-- START --

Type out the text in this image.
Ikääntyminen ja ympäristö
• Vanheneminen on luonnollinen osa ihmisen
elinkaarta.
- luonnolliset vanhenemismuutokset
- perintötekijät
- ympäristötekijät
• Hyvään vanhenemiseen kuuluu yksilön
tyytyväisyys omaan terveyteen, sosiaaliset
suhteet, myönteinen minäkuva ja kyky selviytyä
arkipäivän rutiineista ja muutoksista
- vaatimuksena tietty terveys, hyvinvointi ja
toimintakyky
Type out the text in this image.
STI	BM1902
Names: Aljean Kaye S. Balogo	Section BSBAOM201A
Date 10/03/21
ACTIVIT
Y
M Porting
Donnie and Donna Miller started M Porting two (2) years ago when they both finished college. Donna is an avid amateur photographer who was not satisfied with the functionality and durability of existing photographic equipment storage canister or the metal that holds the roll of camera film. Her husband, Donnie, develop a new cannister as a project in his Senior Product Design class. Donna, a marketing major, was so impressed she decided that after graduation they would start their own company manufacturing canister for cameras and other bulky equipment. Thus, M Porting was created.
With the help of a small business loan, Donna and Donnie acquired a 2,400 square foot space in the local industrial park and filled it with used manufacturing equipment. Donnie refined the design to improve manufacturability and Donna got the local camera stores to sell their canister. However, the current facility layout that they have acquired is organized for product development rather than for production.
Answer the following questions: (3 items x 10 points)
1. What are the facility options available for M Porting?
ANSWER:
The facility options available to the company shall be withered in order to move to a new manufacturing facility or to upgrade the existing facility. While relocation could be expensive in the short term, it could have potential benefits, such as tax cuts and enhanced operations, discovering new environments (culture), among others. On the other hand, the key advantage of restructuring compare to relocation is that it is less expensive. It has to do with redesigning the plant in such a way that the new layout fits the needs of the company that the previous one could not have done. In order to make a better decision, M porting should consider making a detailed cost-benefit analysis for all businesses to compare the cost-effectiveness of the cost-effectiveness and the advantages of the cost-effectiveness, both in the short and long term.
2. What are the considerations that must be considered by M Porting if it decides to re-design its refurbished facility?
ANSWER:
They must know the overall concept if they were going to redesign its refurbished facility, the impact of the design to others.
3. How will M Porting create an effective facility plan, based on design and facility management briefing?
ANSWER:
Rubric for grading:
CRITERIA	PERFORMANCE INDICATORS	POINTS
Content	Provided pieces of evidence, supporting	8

-- END --

## PROBLEM DESCRIPTION
Every entry should be output exactly as written, please.

## WRITTEN RESPONSE
Type out the text in this image.
Ikääntyminen ja ympäristö
• Vanheneminen on luonnollinen osa ihmisen
elinkaarta.
- luonnolliset vanhenemismuutokset
- perintötekijät
- ympäristötekijät
• Hyvään vanhenemiseen kuuluu yksilön
tyytyväisyys omaan terveyteen, sosiaaliset
suhteet, myönteinen minäkuva ja kyky selviytyä
arkipäivän rutiineista ja muutoksista
- vaatimuksena tietty terveys, hyvinvointi ja
toimintakyky
Type out the text in this image.
STI	BM1902
Names: Aljean Kaye S. Balogo	Section BSBAOM201A
Date 10/03/21
ACTIVIT
Y
M Porting
Donnie and Donna Miller started M Porting two (2) years ago when they both finished college. Donna is an avid amateur photographer who was not satisfied with the functionality and durability of existing photographic equipment storage canister or the metal that holds the roll of camera film. Her husband, Donnie, develop a new cannister as a project in his Senior Product Design class. Donna, a marketing major, was so impressed she decided that after graduation they would start their own company manufacturing canister for cameras and other bulky equipment. Thus, M Porting was created.
With the help of a small business loan, Donna and Donnie acquired a 2,400 square foot space in the local industrial park and filled it with used manufacturing equipment. Donnie refined the design to improve manufacturability and Donna got the local camera stores to sell their canister. However, the current facility layout that they have acquired is organized for product development rather than for production.
Answer the following questions: (3 items x 10 points)
1. What are the facility options available for M Porting?
ANSWER:
The facility options available to the company shall be withered in order to move to a new manufacturing facility or to upgrade the existing facility. While relocation could be expensive in the short term, it could have potential benefits, such as tax cuts and enhanced operations, discovering new environments (culture), among others. On the other hand, the key advantage of restructuring compare to relocation is that it is less expensive. It has to do with redesigning the plant in such a way that the new layout fits the needs of the company that the previous one could not have done. In order to make a better decision, M porting should consider making a detailed cost-benefit analysis for all businesses to compare the cost-effectiveness of the cost-effectiveness and the advantages of the cost-effectiveness, both in the short and long term.
2. What are the considerations that must be considered by M Porting if it decides to re-design its refurbished facility?
ANSWER:
They must know the overall concept if they were going to redesign its refurbished facility, the impact of the design to others.
3. How will M Porting create an effective facility plan, based on design and facility management briefing?
ANSWER:
Rubric for grading:
CRITERIA	PERFORMANCE INDICATORS	POINTS
Content	Provided pieces of evidence, supporting	8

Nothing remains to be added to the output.